TASK DETAILS: Tally the lines that hold the word "buyer" and reply with that figure only.

(Stored records)
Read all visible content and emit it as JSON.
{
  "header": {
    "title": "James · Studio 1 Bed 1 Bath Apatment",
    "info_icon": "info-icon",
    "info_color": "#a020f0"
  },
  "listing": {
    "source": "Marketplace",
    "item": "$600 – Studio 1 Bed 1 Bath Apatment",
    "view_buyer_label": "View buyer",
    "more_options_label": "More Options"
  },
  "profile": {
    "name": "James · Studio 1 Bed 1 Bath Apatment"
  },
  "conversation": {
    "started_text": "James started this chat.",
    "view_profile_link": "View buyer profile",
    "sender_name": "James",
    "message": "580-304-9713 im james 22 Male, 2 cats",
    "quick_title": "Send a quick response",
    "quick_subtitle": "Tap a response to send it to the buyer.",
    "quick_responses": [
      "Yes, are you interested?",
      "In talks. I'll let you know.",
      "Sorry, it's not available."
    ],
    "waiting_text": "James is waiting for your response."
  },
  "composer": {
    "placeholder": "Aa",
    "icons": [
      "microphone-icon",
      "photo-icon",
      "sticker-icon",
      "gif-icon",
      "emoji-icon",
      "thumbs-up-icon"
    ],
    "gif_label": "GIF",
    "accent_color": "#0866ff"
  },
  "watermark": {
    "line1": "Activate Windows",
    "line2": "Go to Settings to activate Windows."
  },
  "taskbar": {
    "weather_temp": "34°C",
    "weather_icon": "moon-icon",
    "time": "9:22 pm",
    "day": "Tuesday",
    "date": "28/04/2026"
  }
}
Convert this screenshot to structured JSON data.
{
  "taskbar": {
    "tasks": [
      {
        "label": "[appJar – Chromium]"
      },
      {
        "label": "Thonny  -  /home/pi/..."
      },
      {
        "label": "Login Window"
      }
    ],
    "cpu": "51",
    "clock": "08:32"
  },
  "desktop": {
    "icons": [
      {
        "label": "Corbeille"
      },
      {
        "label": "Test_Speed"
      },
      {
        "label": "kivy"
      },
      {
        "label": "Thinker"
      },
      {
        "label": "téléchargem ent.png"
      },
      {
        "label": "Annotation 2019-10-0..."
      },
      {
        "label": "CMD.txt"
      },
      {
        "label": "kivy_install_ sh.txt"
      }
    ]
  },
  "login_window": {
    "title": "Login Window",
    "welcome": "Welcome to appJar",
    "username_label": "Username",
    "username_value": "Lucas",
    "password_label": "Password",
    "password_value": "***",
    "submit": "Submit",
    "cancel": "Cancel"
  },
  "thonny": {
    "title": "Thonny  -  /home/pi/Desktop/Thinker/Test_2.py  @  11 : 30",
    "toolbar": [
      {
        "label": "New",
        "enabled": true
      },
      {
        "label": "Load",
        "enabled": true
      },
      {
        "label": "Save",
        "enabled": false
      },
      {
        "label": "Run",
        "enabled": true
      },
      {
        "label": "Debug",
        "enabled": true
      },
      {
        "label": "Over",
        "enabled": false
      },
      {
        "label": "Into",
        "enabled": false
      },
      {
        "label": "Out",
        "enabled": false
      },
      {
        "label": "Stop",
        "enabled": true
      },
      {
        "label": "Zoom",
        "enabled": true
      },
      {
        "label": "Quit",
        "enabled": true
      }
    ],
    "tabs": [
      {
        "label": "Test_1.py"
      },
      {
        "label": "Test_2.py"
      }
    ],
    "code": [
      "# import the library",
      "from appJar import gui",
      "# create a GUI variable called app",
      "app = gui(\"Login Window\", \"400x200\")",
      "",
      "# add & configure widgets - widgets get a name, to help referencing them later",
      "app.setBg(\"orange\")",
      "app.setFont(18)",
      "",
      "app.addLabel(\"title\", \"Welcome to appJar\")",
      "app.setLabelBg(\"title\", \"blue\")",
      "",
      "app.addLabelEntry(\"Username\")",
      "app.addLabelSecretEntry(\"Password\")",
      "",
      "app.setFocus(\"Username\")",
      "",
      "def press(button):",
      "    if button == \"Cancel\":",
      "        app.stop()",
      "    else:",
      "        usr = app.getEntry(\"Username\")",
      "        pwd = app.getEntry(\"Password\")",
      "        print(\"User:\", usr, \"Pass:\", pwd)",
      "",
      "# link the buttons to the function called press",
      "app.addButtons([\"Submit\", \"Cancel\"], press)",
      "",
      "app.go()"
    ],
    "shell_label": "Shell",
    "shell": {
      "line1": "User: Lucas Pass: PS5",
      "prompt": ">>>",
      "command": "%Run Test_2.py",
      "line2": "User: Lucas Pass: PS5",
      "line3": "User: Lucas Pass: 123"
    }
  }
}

ANSWER TO THE TASK: 3